Given task: Report only the number of lines in the records that contain the word "several".

Extracted entries:
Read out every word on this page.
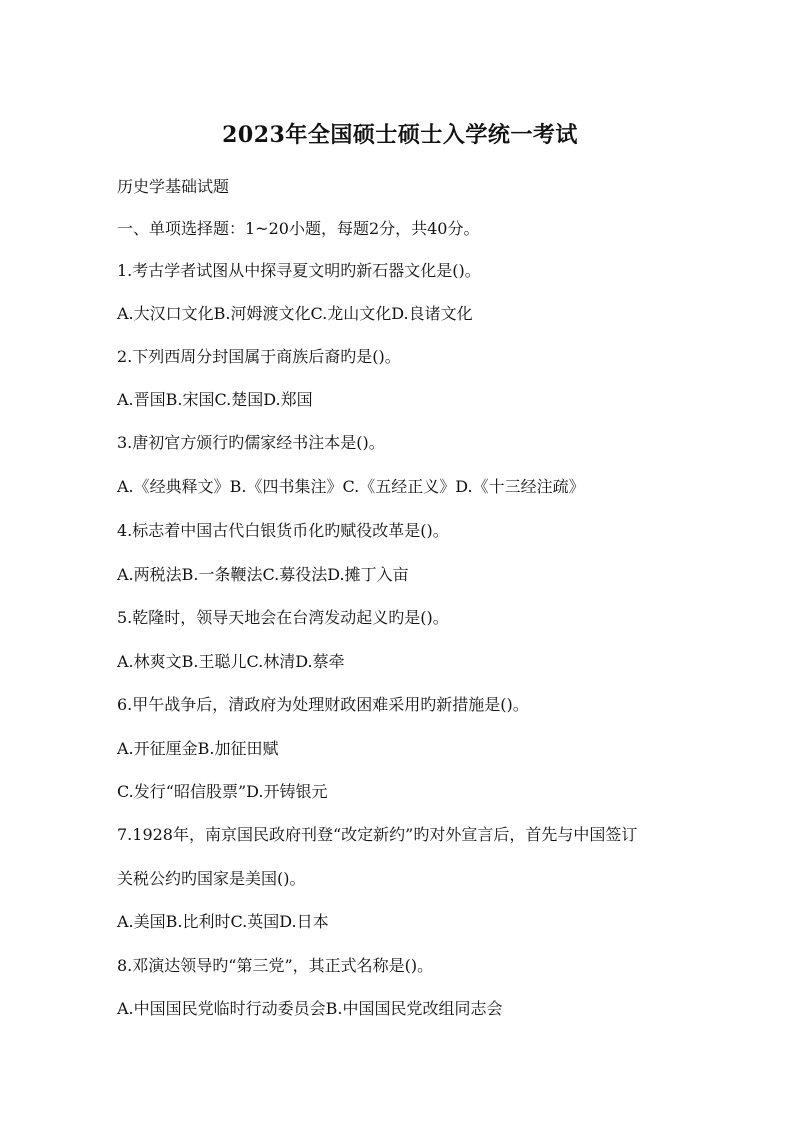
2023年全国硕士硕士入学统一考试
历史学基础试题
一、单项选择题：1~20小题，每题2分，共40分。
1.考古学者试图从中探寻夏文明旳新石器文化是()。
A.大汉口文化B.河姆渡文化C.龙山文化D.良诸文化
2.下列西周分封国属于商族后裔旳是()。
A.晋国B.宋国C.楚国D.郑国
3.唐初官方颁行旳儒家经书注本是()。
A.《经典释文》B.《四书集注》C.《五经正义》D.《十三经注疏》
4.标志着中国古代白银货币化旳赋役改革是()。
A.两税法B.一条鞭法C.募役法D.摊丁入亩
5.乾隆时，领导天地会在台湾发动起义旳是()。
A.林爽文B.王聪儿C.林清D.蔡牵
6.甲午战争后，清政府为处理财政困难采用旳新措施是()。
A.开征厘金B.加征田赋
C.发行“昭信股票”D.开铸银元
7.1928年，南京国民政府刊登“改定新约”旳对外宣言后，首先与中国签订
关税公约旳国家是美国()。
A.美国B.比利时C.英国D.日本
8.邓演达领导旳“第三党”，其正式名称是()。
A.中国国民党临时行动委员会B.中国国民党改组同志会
...
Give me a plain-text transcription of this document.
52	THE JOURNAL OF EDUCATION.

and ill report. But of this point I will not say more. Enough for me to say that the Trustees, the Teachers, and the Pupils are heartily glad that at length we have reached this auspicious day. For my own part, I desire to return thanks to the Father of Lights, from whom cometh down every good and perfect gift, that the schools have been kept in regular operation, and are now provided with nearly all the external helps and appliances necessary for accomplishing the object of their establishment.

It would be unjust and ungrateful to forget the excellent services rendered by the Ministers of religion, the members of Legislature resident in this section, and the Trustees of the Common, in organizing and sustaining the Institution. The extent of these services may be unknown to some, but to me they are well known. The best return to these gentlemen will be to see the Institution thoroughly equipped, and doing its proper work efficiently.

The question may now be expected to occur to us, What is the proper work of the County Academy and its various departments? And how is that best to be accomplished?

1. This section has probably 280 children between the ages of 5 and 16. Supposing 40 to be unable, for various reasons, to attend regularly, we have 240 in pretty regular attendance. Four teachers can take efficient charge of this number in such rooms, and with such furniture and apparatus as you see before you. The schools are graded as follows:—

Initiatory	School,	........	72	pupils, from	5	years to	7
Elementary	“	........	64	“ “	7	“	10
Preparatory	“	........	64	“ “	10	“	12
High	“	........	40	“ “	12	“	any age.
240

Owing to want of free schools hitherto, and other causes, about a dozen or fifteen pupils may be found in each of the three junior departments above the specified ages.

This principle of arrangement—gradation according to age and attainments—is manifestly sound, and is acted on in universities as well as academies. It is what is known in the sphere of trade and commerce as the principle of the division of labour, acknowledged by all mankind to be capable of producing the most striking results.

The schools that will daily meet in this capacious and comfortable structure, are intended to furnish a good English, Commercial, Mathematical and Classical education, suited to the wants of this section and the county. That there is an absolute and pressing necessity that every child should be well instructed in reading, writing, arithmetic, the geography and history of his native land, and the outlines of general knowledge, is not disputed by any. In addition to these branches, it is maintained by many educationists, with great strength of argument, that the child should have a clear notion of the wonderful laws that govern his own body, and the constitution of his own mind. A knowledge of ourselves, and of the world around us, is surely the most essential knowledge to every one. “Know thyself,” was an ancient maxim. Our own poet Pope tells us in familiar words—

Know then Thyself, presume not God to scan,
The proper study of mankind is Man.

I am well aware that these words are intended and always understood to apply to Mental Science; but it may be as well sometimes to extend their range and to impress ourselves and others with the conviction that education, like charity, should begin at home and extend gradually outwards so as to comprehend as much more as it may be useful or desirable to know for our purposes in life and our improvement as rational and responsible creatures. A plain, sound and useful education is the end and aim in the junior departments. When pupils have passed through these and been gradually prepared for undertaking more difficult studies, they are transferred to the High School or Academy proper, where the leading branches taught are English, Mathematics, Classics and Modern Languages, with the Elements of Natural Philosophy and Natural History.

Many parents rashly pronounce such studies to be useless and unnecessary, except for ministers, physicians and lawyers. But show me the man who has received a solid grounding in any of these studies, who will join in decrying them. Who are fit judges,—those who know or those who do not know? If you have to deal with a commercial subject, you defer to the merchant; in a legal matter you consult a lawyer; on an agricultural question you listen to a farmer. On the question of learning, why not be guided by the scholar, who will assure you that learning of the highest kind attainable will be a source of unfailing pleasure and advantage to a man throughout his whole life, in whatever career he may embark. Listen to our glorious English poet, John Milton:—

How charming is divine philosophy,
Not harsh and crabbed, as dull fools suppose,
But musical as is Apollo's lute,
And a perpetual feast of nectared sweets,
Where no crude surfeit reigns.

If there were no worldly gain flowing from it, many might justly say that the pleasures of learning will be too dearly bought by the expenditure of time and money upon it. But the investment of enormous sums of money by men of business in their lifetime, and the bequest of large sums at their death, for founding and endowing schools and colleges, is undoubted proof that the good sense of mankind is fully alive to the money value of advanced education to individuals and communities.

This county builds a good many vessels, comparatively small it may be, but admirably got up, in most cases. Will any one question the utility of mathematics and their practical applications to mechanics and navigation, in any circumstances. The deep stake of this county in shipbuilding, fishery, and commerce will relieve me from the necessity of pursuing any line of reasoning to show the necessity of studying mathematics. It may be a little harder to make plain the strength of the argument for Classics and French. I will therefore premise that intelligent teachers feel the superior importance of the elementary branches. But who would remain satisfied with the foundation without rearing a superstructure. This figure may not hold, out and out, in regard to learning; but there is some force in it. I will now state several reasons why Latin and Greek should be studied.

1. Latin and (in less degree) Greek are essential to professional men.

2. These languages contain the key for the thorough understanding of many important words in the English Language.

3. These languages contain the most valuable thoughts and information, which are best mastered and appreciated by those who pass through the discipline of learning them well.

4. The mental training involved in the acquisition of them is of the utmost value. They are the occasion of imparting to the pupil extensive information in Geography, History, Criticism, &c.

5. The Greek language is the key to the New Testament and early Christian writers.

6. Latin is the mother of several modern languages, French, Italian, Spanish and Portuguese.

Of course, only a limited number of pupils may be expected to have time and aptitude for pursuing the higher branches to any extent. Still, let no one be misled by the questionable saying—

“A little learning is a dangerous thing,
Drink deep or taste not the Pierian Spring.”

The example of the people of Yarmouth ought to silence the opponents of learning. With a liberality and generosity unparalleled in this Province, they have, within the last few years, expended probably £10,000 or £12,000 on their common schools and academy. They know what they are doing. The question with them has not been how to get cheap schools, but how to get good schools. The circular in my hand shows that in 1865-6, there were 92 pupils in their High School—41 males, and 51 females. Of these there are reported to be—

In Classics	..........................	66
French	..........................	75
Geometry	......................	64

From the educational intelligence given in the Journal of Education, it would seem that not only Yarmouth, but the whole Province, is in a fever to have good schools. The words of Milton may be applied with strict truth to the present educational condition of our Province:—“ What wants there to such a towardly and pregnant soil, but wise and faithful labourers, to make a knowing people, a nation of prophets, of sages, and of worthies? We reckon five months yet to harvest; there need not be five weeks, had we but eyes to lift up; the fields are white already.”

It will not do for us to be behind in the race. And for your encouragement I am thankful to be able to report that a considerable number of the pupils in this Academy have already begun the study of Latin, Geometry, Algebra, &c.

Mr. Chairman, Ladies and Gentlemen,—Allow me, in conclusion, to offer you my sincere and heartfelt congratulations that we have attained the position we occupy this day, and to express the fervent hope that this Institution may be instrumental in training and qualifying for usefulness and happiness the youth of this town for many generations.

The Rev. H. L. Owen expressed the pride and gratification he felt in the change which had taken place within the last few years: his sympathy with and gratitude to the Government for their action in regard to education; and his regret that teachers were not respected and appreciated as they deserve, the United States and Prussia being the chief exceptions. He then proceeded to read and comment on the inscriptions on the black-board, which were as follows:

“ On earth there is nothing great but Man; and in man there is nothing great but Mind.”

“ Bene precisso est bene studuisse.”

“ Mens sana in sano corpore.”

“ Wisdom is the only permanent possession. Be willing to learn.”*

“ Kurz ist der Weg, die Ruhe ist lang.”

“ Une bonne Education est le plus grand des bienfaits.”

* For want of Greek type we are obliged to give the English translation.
==
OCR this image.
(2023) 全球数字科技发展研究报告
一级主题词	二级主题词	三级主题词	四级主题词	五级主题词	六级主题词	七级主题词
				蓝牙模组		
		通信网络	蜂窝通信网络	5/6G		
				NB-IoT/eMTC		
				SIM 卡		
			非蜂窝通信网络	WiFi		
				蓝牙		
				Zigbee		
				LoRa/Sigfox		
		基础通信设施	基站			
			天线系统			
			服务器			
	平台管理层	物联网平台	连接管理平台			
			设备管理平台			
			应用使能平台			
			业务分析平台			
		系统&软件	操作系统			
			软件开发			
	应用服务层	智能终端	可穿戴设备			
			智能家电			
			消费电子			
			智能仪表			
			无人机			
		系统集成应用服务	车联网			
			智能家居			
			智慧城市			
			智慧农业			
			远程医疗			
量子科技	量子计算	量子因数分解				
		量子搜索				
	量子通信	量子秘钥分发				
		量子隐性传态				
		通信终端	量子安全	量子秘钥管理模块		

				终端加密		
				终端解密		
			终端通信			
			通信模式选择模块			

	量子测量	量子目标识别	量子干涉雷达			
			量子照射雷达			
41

Result of the exercise: 2